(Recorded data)
========

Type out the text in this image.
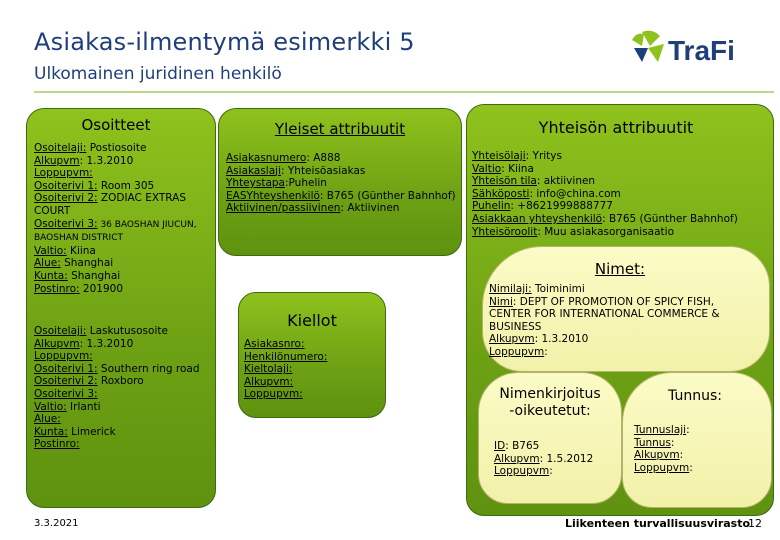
Asiakas-ilmentymä esimerkki 5
Ulkomainen juridinen henkilö
TraFi
Osoitteet
Osoitelaji: Postiosoite
Alkupvm: 1.3.2010
Loppupvm:
Osoiterivi 1: Room 305
Osoiterivi 2: ZODIAC EXTRAS COURT
Osoiterivi 3: 36 BAOSHAN JIUCUN, BAOSHAN DISTRICT
Valtio: Kiina
Alue: Shanghai
Kunta: Shanghai
Postinro: 201900
Osoitelaji: Laskutusosoite
Alkupvm: 1.3.2010
Loppupvm:
Osoiterivi 1: Southern ring road
Osoiterivi 2: Roxboro
Osoiterivi 3:
Valtio: Irlanti
Alue:
Kunta: Limerick
Postinro:
Yleiset attribuutit
Asiakasnumero: A888
Asiakaslaji: Yhteisöasiakas
Yhteystapa:Puhelin
EASYhteyshenkilö: B765 (Günther Bahnhof)
Aktiivinen/passiivinen: Aktiivinen
Kiellot
Asiakasnro:
Henkilönumero:
Kieltolaji:
Alkupvm:
Loppupvm:
Yhteisön attribuutit
Yhteisölaji: Yritys
Valtio: Kiina
Yhteisön tila: aktiivinen
Sähköposti: info@china.com
Puhelin: +8621999888777
Asiakkaan yhteyshenkilö: B765 (Günther Bahnhof)
Yhteisöroolit: Muu asiakasorganisaatio
Nimet:
Nimilaji: Toiminimi
Nimi: DEPT OF PROMOTION OF SPICY FISH, CENTER FOR INTERNATIONAL COMMERCE & BUSINESS
Alkupvm: 1.3.2010
Loppupvm:
Nimenkirjoitus
-oikeutetut:
ID: B765
Alkupvm: 1.5.2012
Loppupvm:
Tunnus:
Tunnuslaji:
Tunnus:
Alkupvm:
Loppupvm:
3.3.2021	Liikenteen turvallisuusvirasto
12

========

#### Your goal
Every line of the material is to be quoted exactly, with no pictures carried over.

#### Solution for this exercise
Type out the text in this image.
Asiakas-ilmentymä esimerkki 5
Ulkomainen juridinen henkilö
TraFi
Osoitteet
Osoitelaji: Postiosoite
Alkupvm: 1.3.2010
Loppupvm:
Osoiterivi 1: Room 305
Osoiterivi 2: ZODIAC EXTRAS COURT
Osoiterivi 3: 36 BAOSHAN JIUCUN, BAOSHAN DISTRICT
Valtio: Kiina
Alue: Shanghai
Kunta: Shanghai
Postinro: 201900
Osoitelaji: Laskutusosoite
Alkupvm: 1.3.2010
Loppupvm:
Osoiterivi 1: Southern ring road
Osoiterivi 2: Roxboro
Osoiterivi 3:
Valtio: Irlanti
Alue:
Kunta: Limerick
Postinro:
Yleiset attribuutit
Asiakasnumero: A888
Asiakaslaji: Yhteisöasiakas
Yhteystapa:Puhelin
EASYhteyshenkilö: B765 (Günther Bahnhof)
Aktiivinen/passiivinen: Aktiivinen
Kiellot
Asiakasnro:
Henkilönumero:
Kieltolaji:
Alkupvm:
Loppupvm:
Yhteisön attribuutit
Yhteisölaji: Yritys
Valtio: Kiina
Yhteisön tila: aktiivinen
Sähköposti: info@china.com
Puhelin: +8621999888777
Asiakkaan yhteyshenkilö: B765 (Günther Bahnhof)
Yhteisöroolit: Muu asiakasorganisaatio
Nimet:
Nimilaji: Toiminimi
Nimi: DEPT OF PROMOTION OF SPICY FISH, CENTER FOR INTERNATIONAL COMMERCE & BUSINESS
Alkupvm: 1.3.2010
Loppupvm:
Nimenkirjoitus
-oikeutetut:
ID: B765
Alkupvm: 1.5.2012
Loppupvm:
Tunnus:
Tunnuslaji:
Tunnus:
Alkupvm:
Loppupvm:
3.3.2021	Liikenteen turvallisuusvirasto
12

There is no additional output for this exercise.